Given exercise:
Look through the data below. Pick out the lines holding the string "MATCHES".
■ ■ ■ ■ ■ ■ ■
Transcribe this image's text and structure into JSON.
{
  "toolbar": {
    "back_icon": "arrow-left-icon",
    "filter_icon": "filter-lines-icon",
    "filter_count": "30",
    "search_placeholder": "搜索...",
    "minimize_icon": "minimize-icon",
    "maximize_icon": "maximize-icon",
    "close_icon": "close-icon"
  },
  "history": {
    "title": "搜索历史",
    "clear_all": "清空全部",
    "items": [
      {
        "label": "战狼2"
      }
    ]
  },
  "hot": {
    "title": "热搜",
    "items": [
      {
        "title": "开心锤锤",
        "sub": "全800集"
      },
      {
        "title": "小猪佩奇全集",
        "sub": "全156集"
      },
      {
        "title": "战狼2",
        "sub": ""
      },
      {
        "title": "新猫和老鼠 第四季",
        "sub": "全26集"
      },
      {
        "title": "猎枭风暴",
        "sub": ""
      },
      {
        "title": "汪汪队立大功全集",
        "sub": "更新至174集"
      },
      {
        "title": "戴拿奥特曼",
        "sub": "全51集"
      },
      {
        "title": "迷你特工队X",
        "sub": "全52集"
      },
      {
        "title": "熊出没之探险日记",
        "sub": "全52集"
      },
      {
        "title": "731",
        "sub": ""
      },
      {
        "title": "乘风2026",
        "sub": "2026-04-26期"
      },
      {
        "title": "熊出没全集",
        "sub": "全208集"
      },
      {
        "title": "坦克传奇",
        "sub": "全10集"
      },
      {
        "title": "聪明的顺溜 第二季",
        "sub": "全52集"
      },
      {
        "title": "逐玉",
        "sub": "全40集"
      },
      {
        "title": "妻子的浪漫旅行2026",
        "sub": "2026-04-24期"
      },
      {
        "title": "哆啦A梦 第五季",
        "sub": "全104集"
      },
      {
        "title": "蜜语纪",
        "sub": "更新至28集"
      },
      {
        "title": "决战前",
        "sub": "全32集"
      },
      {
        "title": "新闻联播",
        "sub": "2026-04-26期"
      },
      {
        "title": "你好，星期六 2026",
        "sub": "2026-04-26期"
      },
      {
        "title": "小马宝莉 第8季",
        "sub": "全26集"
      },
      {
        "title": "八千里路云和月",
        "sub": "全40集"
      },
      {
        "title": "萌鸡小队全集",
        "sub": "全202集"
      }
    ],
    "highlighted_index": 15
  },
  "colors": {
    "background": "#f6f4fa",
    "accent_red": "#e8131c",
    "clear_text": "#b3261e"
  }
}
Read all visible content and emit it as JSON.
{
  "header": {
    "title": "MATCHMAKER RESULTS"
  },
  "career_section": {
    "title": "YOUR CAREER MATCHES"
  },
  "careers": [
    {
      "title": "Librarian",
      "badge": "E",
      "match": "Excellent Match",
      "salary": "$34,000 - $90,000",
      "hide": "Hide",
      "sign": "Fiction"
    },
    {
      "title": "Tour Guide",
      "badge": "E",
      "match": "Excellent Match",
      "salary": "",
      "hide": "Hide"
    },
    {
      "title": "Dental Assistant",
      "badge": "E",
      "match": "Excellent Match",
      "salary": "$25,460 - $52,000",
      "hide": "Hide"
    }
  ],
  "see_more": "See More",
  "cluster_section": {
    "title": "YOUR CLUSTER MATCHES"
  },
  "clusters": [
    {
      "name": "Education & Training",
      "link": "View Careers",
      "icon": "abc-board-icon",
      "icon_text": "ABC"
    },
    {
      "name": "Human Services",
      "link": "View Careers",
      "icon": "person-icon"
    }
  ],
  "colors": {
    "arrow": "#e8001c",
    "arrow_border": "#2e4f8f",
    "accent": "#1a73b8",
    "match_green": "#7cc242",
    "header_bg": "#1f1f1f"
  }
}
■ ■ ■ ■ ■ ■ ■
Final result:
    "title": "YOUR CAREER MATCHES"
    "title": "YOUR CLUSTER MATCHES"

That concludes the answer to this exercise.